(Dataset listings of figures)
◇ ◇ ◇ ◇ ◇ ◇ ◇

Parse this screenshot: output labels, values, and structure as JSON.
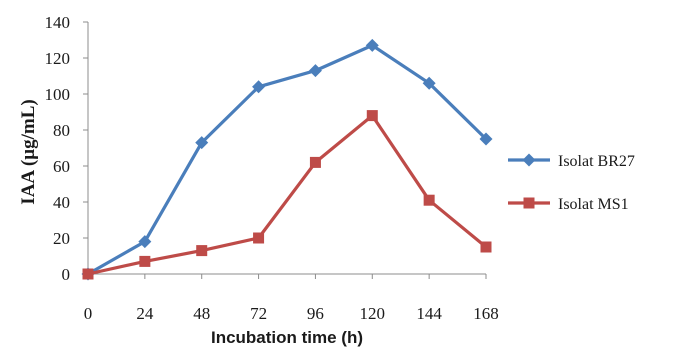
{
  "chart_data": {
    "type": "line",
    "x": [
      0,
      24,
      48,
      72,
      96,
      120,
      144,
      168
    ],
    "xlabel": "Incubation time (h)",
    "ylabel": "IAA (µg/mL)",
    "ylim": [
      0,
      140
    ],
    "yticks": [
      0,
      20,
      40,
      60,
      80,
      100,
      120,
      140
    ],
    "grid": false,
    "legend_position": "right",
    "series": [
      {
        "name": "Isolat BR27",
        "color": "#4a7ebb",
        "marker": "diamond",
        "values": [
          0,
          18,
          73,
          104,
          113,
          127,
          106,
          75
        ]
      },
      {
        "name": "Isolat MS1",
        "color": "#be4b48",
        "marker": "square",
        "values": [
          0,
          7,
          13,
          20,
          62,
          88,
          41,
          15
        ]
      }
    ]
  }
}
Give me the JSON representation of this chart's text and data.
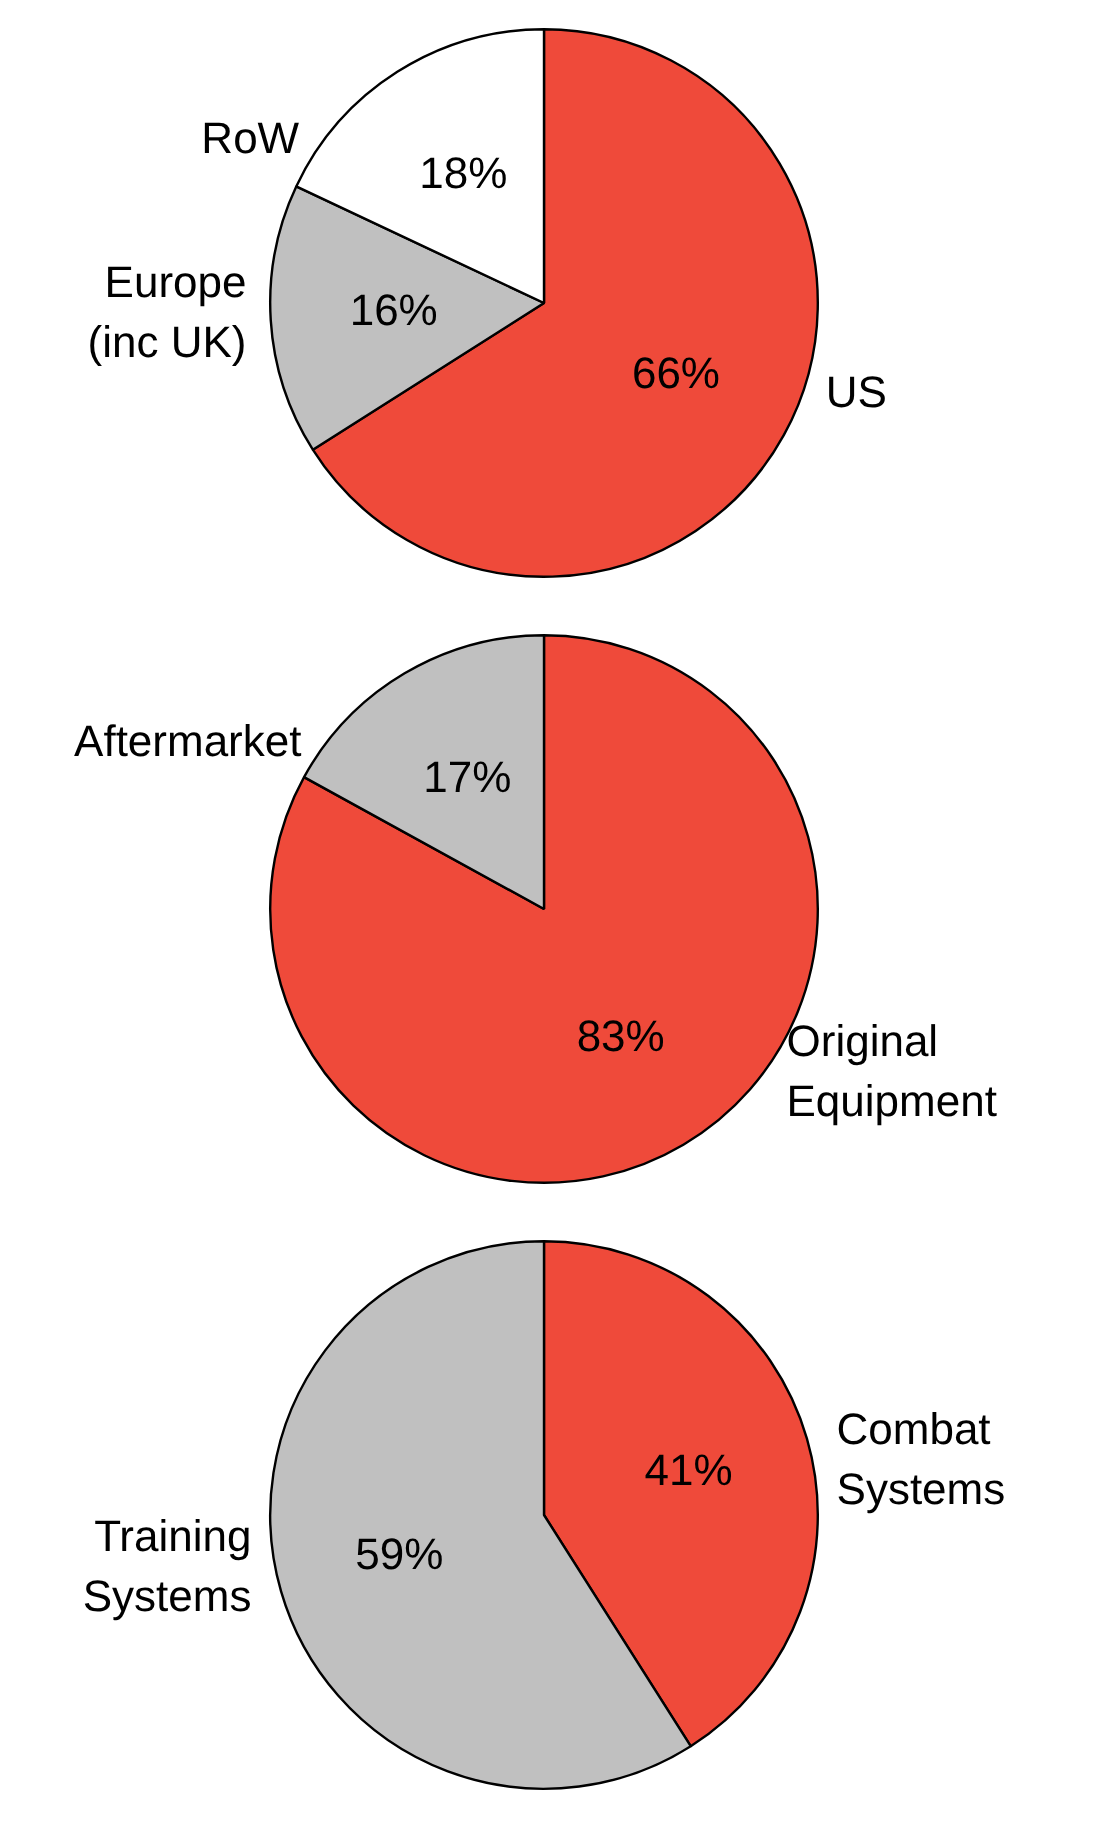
{
  "chart_data": [
    {
      "type": "pie",
      "categories": [
        "US",
        "Europe\n(inc UK)",
        "RoW"
      ],
      "values": [
        66,
        16,
        18
      ],
      "colors": [
        "#ef4a3a",
        "#c0c0c0",
        "#ffffff"
      ],
      "value_labels": [
        "66%",
        "16%",
        "18%"
      ],
      "legend": false
    },
    {
      "type": "pie",
      "categories": [
        "Original\nEquipment",
        "Aftermarket"
      ],
      "values": [
        83,
        17
      ],
      "colors": [
        "#ef4a3a",
        "#c0c0c0"
      ],
      "value_labels": [
        "83%",
        "17%"
      ],
      "legend": false
    },
    {
      "type": "pie",
      "categories": [
        "Combat\nSystems",
        "Training\nSystems"
      ],
      "values": [
        41,
        59
      ],
      "colors": [
        "#ef4a3a",
        "#c0c0c0"
      ],
      "value_labels": [
        "41%",
        "59%"
      ],
      "legend": false
    }
  ]
}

◇ ◇ ◇ ◇ ◇ ◇ ◇

#### [What the exercise asks]
Pictures don't belong in the copy. Restate all the entries exactly.

#### [Exercise solution]
Parse this screenshot: output labels, values, and structure as JSON.
{
  "chart_data": {
    "type": "line",
    "x": [
      0,
      24,
      48,
      72,
      96,
      120,
      144,
      168
    ],
    "xlabel": "Incubation time (h)",
    "ylabel": "IAA (µg/mL)",
    "ylim": [
      0,
      140
    ],
    "yticks": [
      0,
      20,
      40,
      60,
      80,
      100,
      120,
      140
    ],
    "grid": false,
    "legend_position": "right",
    "series": [
      {
        "name": "Isolat BR27",
        "color": "#4a7ebb",
        "marker": "diamond",
        "values": [
          0,
          18,
          73,
          104,
          113,
          127,
          106,
          75
        ]
      },
      {
        "name": "Isolat MS1",
        "color": "#be4b48",
        "marker": "square",
        "values": [
          0,
          7,
          13,
          20,
          62,
          88,
          41,
          15
        ]
      }
    ]
  }
}
Give me the JSON representation of this chart's text and data.
{
  "chart_data": [
    {
      "type": "pie",
      "categories": [
        "US",
        "Europe\n(inc UK)",
        "RoW"
      ],
      "values": [
        66,
        16,
        18
      ],
      "colors": [
        "#ef4a3a",
        "#c0c0c0",
        "#ffffff"
      ],
      "value_labels": [
        "66%",
        "16%",
        "18%"
      ],
      "legend": false
    },
    {
      "type": "pie",
      "categories": [
        "Original\nEquipment",
        "Aftermarket"
      ],
      "values": [
        83,
        17
      ],
      "colors": [
        "#ef4a3a",
        "#c0c0c0"
      ],
      "value_labels": [
        "83%",
        "17%"
      ],
      "legend": false
    },
    {
      "type": "pie",
      "categories": [
        "Combat\nSystems",
        "Training\nSystems"
      ],
      "values": [
        41,
        59
      ],
      "colors": [
        "#ef4a3a",
        "#c0c0c0"
      ],
      "value_labels": [
        "41%",
        "59%"
      ],
      "legend": false
    }
  ]
}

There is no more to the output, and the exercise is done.